▶ _Request_:
Transcribe every entry below word for word, but skip the pictures.

▶ _Supplied data_:
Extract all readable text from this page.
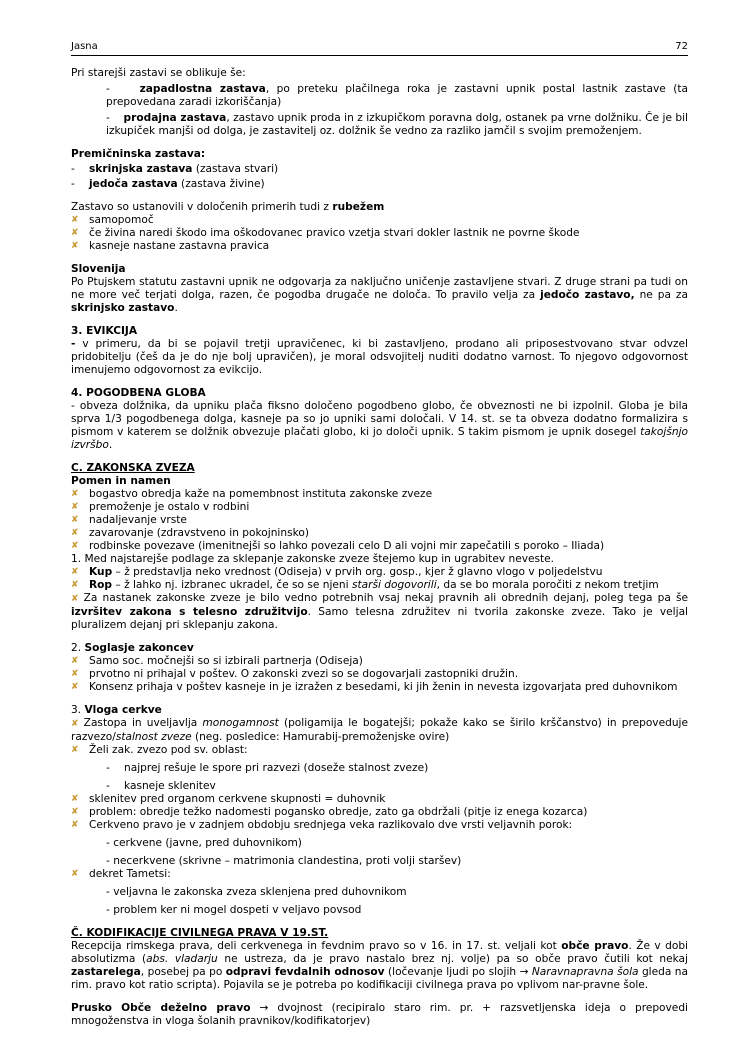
Jasna	72

Pri starejši zastavi se oblikuje še:

-    zapadlostna zastava, po preteku plačilnega roka je zastavni upnik postal lastnik zastave (ta prepovedana zaradi izkoriščanja)

-    prodajna zastava, zastavo upnik proda in z izkupičkom poravna dolg, ostanek pa vrne dolžniku. Če je bil izkupiček manjši od dolga, je zastavitelj oz. dolžnik še vedno za razliko jamčil s svojim premoženjem.

Premičninska zastava:

-	skrinjska zastava (zastava stvari)
-	jedoča zastava (zastava živine)

Zastavo so ustanovili v določenih primerih tudi z rubežem

✘ samopomoč
✘ če živina naredi škodo ima oškodovanec pravico vzetja stvari dokler lastnik ne povrne škode
✘ kasneje nastane zastavna pravica

Slovenija

Po Ptujskem statutu zastavni upnik ne odgovarja za naključno uničenje zastavljene stvari. Z druge strani pa tudi on ne more več terjati dolga, razen, če pogodba drugače ne določa. To pravilo velja za jedočo zastavo, ne pa za skrinjsko zastavo.

3. EVIKCIJA

- v primeru, da bi se pojavil tretji upravičenec, ki bi zastavljeno, prodano ali priposestvovano stvar odvzel pridobitelju (češ da je do nje bolj upravičen), je moral odsvojitelj nuditi dodatno varnost. To njegovo odgovornost imenujemo odgovornost za evikcijo.

4. POGODBENA GLOBA

- obveza dolžnika, da upniku plača fiksno določeno pogodbeno globo, če obveznosti ne bi izpolnil. Globa je bila sprva 1/3 pogodbenega dolga, kasneje pa so jo upniki sami določali. V 14. st. se ta obveza dodatno formalizira s pismom v katerem se dolžnik obvezuje plačati globo, ki jo določi upnik. S takim pismom je upnik dosegel takojšnjo izvršbo.

C. ZAKONSKA ZVEZA

Pomen in namen

✘ bogastvo obredja kaže na pomembnost instituta zakonske zveze
✘ premoženje je ostalo v rodbini
✘ nadaljevanje vrste
✘ zavarovanje (zdravstveno in pokojninsko)
✘ rodbinske povezave (imenitnejši so lahko povezali celo D ali vojni mir zapečatili s poroko – Iliada)

1. Med najstarejše podlage za sklepanje zakonske zveze štejemo kup in ugrabitev neveste.

✘ Kup – ž predstavlja neko vrednost (Odiseja) v prvih org. gosp., kjer ž glavno vlogo v poljedelstvu
✘ Rop – ž lahko nj. izbranec ukradel, če so se njeni starši dogovorili, da se bo morala poročiti z nekom tretjim

✘ Za nastanek zakonske zveze je bilo vedno potrebnih vsaj nekaj pravnih ali obrednih dejanj, poleg tega pa še izvršitev zakona s telesno združitvijo. Samo telesna združitev ni tvorila zakonske zveze. Tako je veljal pluralizem dejanj pri sklepanju zakona.

2. Soglasje zakoncev

✘ Samo soc. močnejši so si izbirali partnerja (Odiseja)
✘ prvotno ni prihajal v poštev. O zakonski zvezi so se dogovarjali zastopniki družin.
✘ Konsenz prihaja v poštev kasneje in je izražen z besedami, ki jih ženin in nevesta izgovarjata pred duhovnikom

3. Vloga cerkve

✘ Zastopa in uveljavlja monogamnost (poligamija le bogatejši; pokaže kako se širilo krščanstvo) in prepoveduje razvezo/stalnost zveze (neg. posledice: Hamurabij-premoženjske ovire)

✘ Želi zak. zvezo pod sv. oblast:
-	najprej rešuje le spore pri razvezi (doseže stalnost zveze)
-	kasneje sklenitev
✘ sklenitev pred organom cerkvene skupnosti = duhovnik
✘ problem: obredje težko nadomesti pogansko obredje, zato ga obdržali (pitje iz enega kozarca)
✘ Cerkveno pravo je v zadnjem obdobju srednjega veka razlikovalo dve vrsti veljavnih porok:
- cerkvene (javne, pred duhovnikom)
- necerkvene (skrivne – matrimonia clandestina, proti volji staršev)
✘ dekret Tametsi:
- veljavna le zakonska zveza sklenjena pred duhovnikom
- problem ker ni mogel dospeti v veljavo povsod

Č. KODIFIKACIJE CIVILNEGA PRAVA V 19.ST.

Recepcija rimskega prava, deli cerkvenega in fevdnim pravo so v 16. in 17. st. veljali kot obče pravo. Že v dobi absolutizma (abs. vladarju ne ustreza, da je pravo nastalo brez nj. volje) pa so obče pravo čutili kot nekaj zastarelega, posebej pa po odpravi fevdalnih odnosov (ločevanje ljudi po slojih → Naravnapravna šola gleda na rim. pravo kot ratio scripta). Pojavila se je potreba po kodifikaciji civilnega prava po vplivom nar-pravne šole.

Prusko Obče deželno pravo → dvojnost (recipiralo staro rim. pr. + razsvetljenska ideja o prepovedi mnogoženstva in vloga šolanih pravnikov/kodifikatorjev)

▶ _Exercise solution_:
Extract all readable text from this page.
Jasna	72

Pri starejši zastavi se oblikuje še:

-    zapadlostna zastava, po preteku plačilnega roka je zastavni upnik postal lastnik zastave (ta prepovedana zaradi izkoriščanja)

-    prodajna zastava, zastavo upnik proda in z izkupičkom poravna dolg, ostanek pa vrne dolžniku. Če je bil izkupiček manjši od dolga, je zastavitelj oz. dolžnik še vedno za razliko jamčil s svojim premoženjem.

Premičninska zastava:

-	skrinjska zastava (zastava stvari)
-	jedoča zastava (zastava živine)

Zastavo so ustanovili v določenih primerih tudi z rubežem

✘ samopomoč
✘ če živina naredi škodo ima oškodovanec pravico vzetja stvari dokler lastnik ne povrne škode
✘ kasneje nastane zastavna pravica

Slovenija

Po Ptujskem statutu zastavni upnik ne odgovarja za naključno uničenje zastavljene stvari. Z druge strani pa tudi on ne more več terjati dolga, razen, če pogodba drugače ne določa. To pravilo velja za jedočo zastavo, ne pa za skrinjsko zastavo.

3. EVIKCIJA

- v primeru, da bi se pojavil tretji upravičenec, ki bi zastavljeno, prodano ali priposestvovano stvar odvzel pridobitelju (češ da je do nje bolj upravičen), je moral odsvojitelj nuditi dodatno varnost. To njegovo odgovornost imenujemo odgovornost za evikcijo.

4. POGODBENA GLOBA

- obveza dolžnika, da upniku plača fiksno določeno pogodbeno globo, če obveznosti ne bi izpolnil. Globa je bila sprva 1/3 pogodbenega dolga, kasneje pa so jo upniki sami določali. V 14. st. se ta obveza dodatno formalizira s pismom v katerem se dolžnik obvezuje plačati globo, ki jo določi upnik. S takim pismom je upnik dosegel takojšnjo izvršbo.

C. ZAKONSKA ZVEZA

Pomen in namen

✘ bogastvo obredja kaže na pomembnost instituta zakonske zveze
✘ premoženje je ostalo v rodbini
✘ nadaljevanje vrste
✘ zavarovanje (zdravstveno in pokojninsko)
✘ rodbinske povezave (imenitnejši so lahko povezali celo D ali vojni mir zapečatili s poroko – Iliada)

1. Med najstarejše podlage za sklepanje zakonske zveze štejemo kup in ugrabitev neveste.

✘ Kup – ž predstavlja neko vrednost (Odiseja) v prvih org. gosp., kjer ž glavno vlogo v poljedelstvu
✘ Rop – ž lahko nj. izbranec ukradel, če so se njeni starši dogovorili, da se bo morala poročiti z nekom tretjim

✘ Za nastanek zakonske zveze je bilo vedno potrebnih vsaj nekaj pravnih ali obrednih dejanj, poleg tega pa še izvršitev zakona s telesno združitvijo. Samo telesna združitev ni tvorila zakonske zveze. Tako je veljal pluralizem dejanj pri sklepanju zakona.

2. Soglasje zakoncev

✘ Samo soc. močnejši so si izbirali partnerja (Odiseja)
✘ prvotno ni prihajal v poštev. O zakonski zvezi so se dogovarjali zastopniki družin.
✘ Konsenz prihaja v poštev kasneje in je izražen z besedami, ki jih ženin in nevesta izgovarjata pred duhovnikom

3. Vloga cerkve

✘ Zastopa in uveljavlja monogamnost (poligamija le bogatejši; pokaže kako se širilo krščanstvo) in prepoveduje razvezo/stalnost zveze (neg. posledice: Hamurabij-premoženjske ovire)

✘ Želi zak. zvezo pod sv. oblast:
-	najprej rešuje le spore pri razvezi (doseže stalnost zveze)
-	kasneje sklenitev
✘ sklenitev pred organom cerkvene skupnosti = duhovnik
✘ problem: obredje težko nadomesti pogansko obredje, zato ga obdržali (pitje iz enega kozarca)
✘ Cerkveno pravo je v zadnjem obdobju srednjega veka razlikovalo dve vrsti veljavnih porok:
- cerkvene (javne, pred duhovnikom)
- necerkvene (skrivne – matrimonia clandestina, proti volji staršev)
✘ dekret Tametsi:
- veljavna le zakonska zveza sklenjena pred duhovnikom
- problem ker ni mogel dospeti v veljavo povsod

Č. KODIFIKACIJE CIVILNEGA PRAVA V 19.ST.

Recepcija rimskega prava, deli cerkvenega in fevdnim pravo so v 16. in 17. st. veljali kot obče pravo. Že v dobi absolutizma (abs. vladarju ne ustreza, da je pravo nastalo brez nj. volje) pa so obče pravo čutili kot nekaj zastarelega, posebej pa po odpravi fevdalnih odnosov (ločevanje ljudi po slojih → Naravnapravna šola gleda na rim. pravo kot ratio scripta). Pojavila se je potreba po kodifikaciji civilnega prava po vplivom nar-pravne šole.

Prusko Obče deželno pravo → dvojnost (recipiralo staro rim. pr. + razsvetljenska ideja o prepovedi mnogoženstva in vloga šolanih pravnikov/kodifikatorjev)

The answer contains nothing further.